### Information provided

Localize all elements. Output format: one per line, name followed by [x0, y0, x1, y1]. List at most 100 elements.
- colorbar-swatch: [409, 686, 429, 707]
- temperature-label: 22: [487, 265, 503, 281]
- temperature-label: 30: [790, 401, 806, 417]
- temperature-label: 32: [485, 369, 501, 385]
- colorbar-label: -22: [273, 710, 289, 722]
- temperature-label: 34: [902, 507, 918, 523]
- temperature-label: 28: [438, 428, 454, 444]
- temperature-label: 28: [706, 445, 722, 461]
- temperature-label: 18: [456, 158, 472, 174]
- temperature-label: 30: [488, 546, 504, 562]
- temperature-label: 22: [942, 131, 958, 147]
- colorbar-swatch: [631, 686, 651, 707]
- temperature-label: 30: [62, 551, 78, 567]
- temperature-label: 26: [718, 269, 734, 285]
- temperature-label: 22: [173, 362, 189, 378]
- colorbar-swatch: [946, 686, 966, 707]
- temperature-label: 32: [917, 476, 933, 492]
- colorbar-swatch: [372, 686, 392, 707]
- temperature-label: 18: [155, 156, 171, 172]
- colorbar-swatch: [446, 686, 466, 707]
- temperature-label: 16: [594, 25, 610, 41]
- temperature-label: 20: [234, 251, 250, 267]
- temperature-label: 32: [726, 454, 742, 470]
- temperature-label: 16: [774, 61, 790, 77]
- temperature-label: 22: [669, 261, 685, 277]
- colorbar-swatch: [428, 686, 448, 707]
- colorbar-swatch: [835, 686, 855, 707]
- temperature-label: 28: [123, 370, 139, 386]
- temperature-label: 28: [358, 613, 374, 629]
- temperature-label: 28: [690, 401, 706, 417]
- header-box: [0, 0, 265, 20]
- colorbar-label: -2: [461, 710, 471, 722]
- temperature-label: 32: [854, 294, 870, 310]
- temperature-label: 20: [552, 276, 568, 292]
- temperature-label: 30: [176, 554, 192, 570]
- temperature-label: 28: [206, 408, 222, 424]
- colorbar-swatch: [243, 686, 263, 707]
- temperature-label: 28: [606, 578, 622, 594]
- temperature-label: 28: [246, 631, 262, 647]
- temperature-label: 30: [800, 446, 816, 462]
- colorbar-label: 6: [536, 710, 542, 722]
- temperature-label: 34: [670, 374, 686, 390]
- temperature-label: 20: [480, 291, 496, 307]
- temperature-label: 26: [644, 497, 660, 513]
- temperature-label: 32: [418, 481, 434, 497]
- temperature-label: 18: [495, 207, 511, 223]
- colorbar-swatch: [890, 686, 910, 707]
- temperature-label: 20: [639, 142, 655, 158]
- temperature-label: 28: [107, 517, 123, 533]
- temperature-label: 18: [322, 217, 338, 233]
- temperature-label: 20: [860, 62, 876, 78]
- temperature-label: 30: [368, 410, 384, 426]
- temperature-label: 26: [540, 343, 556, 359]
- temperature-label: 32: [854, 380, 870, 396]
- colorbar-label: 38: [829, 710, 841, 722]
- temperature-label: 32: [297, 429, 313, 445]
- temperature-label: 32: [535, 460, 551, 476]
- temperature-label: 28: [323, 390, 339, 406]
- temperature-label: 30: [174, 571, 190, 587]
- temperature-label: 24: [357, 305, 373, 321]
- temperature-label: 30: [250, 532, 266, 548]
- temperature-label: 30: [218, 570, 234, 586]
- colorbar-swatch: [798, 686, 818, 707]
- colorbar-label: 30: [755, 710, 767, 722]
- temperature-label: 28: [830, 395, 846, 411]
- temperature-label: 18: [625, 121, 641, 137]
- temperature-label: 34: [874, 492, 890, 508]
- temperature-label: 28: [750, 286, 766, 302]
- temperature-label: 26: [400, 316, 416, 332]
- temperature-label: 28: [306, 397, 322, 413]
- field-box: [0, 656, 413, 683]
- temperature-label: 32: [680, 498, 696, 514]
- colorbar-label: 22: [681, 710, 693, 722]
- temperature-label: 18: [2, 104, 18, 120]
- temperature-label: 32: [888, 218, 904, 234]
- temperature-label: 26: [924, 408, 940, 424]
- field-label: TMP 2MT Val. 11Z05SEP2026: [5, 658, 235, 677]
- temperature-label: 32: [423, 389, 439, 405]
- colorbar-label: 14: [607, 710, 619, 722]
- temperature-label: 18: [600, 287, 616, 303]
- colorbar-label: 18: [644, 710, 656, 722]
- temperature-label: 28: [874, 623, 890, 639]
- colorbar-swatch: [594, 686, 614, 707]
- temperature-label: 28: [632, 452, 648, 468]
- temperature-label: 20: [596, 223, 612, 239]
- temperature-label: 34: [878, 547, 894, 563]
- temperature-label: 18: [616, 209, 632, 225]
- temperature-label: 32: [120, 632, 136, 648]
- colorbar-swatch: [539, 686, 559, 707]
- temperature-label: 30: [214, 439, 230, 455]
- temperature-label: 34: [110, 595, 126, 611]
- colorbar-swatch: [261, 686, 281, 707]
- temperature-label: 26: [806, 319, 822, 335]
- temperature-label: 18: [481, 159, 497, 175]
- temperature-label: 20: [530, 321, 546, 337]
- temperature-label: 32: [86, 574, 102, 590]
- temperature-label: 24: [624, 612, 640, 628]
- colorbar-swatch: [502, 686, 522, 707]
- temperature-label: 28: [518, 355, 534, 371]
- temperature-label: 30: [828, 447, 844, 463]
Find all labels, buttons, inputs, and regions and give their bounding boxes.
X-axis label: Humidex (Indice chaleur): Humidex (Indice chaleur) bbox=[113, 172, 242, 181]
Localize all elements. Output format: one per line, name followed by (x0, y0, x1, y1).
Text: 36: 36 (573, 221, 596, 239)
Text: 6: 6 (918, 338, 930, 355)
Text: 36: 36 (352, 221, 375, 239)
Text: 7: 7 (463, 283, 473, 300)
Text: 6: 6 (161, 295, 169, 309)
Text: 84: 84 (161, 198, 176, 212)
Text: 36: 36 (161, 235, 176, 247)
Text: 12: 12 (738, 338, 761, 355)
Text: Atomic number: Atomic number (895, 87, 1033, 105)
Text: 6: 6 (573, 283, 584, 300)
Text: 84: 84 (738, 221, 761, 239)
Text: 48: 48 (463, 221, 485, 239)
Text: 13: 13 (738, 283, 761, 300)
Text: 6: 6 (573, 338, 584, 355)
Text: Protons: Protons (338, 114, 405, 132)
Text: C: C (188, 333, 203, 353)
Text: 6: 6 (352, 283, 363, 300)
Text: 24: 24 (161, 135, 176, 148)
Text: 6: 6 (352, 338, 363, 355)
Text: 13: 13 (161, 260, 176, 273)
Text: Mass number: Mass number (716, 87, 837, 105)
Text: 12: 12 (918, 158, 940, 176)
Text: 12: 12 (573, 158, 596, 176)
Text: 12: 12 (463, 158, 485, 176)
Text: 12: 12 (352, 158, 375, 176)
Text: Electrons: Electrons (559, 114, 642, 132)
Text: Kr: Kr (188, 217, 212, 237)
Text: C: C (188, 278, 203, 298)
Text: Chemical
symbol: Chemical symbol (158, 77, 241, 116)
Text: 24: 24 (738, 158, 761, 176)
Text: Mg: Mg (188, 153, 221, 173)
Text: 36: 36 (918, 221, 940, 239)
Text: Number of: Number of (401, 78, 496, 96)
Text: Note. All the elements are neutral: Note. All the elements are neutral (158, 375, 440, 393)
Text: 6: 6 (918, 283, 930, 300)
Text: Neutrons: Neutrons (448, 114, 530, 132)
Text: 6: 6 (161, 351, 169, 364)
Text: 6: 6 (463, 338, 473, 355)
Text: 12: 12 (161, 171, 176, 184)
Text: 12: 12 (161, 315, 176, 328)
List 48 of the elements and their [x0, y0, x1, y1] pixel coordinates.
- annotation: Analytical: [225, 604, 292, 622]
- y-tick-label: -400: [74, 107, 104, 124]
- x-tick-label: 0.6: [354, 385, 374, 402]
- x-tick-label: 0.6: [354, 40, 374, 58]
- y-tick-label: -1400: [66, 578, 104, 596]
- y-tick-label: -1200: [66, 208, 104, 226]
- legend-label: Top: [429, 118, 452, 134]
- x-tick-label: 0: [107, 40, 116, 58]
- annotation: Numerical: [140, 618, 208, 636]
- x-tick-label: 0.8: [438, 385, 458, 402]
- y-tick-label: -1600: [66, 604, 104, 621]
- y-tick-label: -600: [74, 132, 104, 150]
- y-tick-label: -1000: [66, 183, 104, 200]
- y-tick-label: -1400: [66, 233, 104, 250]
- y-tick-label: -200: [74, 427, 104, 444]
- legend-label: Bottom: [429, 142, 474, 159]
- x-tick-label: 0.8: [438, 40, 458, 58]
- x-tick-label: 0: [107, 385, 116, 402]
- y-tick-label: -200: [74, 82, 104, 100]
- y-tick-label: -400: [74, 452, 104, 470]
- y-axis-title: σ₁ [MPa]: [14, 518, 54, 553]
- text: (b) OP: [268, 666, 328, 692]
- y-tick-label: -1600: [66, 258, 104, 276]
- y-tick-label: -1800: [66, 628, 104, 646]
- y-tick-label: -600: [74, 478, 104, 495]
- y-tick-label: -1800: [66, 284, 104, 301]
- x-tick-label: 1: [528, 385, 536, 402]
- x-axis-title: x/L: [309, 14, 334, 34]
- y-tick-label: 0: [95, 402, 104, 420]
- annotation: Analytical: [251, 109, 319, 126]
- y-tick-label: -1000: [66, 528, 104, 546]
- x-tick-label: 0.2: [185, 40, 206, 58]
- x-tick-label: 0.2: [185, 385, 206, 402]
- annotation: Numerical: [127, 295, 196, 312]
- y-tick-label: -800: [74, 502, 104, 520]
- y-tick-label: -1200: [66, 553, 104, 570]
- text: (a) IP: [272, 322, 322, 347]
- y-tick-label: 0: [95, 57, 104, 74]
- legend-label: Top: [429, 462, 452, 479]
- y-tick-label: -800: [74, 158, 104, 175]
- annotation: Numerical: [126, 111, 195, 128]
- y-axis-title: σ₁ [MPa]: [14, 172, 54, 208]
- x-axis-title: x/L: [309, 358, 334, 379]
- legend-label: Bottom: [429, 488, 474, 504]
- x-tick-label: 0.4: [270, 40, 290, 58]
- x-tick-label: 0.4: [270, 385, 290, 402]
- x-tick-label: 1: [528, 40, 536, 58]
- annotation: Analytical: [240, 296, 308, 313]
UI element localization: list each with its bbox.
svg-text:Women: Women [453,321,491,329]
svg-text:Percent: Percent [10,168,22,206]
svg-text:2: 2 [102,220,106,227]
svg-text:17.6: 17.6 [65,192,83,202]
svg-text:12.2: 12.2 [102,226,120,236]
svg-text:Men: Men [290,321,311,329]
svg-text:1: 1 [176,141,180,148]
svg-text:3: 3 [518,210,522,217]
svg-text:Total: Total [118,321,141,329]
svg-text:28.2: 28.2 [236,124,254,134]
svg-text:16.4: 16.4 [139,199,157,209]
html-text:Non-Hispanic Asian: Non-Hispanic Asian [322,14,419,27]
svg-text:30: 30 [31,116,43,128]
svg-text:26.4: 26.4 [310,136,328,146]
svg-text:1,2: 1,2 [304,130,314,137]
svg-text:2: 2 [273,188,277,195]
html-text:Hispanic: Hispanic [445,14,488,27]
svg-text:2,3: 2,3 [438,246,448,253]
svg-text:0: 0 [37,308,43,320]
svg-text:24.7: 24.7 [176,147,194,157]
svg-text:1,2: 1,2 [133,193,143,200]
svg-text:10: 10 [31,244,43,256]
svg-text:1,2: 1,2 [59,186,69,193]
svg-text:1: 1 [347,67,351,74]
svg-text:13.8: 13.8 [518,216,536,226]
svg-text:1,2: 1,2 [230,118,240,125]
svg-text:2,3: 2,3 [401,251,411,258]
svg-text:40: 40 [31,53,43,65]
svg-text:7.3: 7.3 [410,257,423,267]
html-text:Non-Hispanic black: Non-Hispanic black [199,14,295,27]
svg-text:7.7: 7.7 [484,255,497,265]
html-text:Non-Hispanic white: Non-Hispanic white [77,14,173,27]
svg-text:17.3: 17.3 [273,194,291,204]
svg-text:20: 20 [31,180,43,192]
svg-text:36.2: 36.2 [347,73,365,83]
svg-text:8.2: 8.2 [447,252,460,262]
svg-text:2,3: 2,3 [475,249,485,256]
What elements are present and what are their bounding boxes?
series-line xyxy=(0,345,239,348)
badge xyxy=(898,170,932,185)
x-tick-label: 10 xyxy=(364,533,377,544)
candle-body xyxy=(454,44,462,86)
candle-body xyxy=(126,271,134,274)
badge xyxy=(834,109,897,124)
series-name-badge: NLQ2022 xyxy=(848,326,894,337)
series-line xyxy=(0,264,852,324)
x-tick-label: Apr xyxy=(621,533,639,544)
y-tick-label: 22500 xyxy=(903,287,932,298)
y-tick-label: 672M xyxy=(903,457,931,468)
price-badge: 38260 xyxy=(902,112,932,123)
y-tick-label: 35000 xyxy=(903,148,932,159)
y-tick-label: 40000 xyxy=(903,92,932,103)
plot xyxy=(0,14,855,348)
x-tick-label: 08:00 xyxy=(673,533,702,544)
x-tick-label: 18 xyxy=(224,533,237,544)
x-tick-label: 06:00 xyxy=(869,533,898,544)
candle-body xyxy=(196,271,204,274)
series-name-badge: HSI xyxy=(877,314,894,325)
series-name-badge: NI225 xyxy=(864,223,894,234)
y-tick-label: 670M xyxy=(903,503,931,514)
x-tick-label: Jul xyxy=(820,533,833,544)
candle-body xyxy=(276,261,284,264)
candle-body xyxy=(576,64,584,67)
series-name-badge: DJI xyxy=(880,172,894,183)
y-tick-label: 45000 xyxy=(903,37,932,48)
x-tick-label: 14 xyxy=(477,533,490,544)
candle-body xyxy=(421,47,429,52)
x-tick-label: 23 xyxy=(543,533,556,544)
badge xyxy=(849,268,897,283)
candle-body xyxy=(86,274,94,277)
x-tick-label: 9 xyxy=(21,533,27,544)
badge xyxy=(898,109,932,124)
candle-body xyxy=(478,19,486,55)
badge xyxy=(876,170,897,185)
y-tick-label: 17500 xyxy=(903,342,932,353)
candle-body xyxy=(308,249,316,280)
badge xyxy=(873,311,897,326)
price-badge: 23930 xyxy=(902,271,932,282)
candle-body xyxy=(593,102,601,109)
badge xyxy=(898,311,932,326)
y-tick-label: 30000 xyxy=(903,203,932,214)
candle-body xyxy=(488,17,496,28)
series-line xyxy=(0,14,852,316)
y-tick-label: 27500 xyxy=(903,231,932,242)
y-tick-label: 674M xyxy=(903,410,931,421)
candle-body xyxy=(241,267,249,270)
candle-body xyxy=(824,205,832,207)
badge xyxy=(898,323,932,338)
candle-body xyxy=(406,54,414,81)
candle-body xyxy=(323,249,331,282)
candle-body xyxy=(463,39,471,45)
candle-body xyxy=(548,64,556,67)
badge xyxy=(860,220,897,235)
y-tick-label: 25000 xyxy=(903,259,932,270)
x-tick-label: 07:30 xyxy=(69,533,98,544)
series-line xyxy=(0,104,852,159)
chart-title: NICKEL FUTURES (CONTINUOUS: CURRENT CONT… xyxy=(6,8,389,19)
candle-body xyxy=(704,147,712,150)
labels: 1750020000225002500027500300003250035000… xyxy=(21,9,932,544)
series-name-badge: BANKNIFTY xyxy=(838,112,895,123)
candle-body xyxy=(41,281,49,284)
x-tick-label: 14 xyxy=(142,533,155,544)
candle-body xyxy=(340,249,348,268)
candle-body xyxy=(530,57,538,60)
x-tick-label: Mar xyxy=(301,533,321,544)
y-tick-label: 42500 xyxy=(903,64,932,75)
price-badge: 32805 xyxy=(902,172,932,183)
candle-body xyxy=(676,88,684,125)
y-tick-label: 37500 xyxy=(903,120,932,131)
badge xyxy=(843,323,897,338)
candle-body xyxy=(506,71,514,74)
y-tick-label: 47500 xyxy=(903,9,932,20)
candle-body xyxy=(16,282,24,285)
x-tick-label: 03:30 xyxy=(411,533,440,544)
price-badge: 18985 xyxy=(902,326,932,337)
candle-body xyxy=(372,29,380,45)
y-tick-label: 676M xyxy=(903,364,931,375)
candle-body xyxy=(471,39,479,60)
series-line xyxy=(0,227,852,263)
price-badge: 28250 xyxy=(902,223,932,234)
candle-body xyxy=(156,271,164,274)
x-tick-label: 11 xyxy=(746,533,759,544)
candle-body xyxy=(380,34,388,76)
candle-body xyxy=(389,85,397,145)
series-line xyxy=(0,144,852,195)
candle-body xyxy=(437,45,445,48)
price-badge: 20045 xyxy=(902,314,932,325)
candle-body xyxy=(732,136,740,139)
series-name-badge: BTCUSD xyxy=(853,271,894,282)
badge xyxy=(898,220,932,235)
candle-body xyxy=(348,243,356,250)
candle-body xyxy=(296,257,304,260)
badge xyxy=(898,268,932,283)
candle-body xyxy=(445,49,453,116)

######

> [Instructions to follow]:
Rewrite everything from the start of the material down to the line containing "- temperature-label: 34: [902, 507, 918, 523]", replacing "temperature-label" with "temp-label" and leaving all else unchanged.

> [Task answer]:
Localize all elements. Output format: one per line, name followed by [x0, y0, x1, y1]. List at most 100 elements.
- colorbar-swatch: [409, 686, 429, 707]
- temp-label: 22: [487, 265, 503, 281]
- temp-label: 30: [790, 401, 806, 417]
- temp-label: 32: [485, 369, 501, 385]
- colorbar-label: -22: [273, 710, 289, 722]
- temp-label: 34: [902, 507, 918, 523]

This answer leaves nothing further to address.